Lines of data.
......

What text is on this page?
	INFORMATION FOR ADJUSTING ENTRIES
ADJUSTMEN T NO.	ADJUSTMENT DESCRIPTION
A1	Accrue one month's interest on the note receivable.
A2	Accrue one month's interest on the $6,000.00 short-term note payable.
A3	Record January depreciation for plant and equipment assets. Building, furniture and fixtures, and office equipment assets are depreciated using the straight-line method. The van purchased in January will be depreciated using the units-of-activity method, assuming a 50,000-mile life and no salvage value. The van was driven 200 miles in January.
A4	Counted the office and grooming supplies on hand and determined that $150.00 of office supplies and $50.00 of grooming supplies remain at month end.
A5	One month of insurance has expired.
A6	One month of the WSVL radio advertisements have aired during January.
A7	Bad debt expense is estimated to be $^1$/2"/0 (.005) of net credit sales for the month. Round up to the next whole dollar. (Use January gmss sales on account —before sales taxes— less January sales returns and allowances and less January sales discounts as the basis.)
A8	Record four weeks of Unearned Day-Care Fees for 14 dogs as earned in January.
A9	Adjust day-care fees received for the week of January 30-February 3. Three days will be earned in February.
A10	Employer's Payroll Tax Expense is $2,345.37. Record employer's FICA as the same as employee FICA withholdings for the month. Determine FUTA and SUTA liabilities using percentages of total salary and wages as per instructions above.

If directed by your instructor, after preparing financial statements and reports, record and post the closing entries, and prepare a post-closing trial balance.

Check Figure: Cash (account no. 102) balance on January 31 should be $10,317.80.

......

Requirements. State how many lines of the records above contain "Accrue", with no words besides the number.

Final result. 2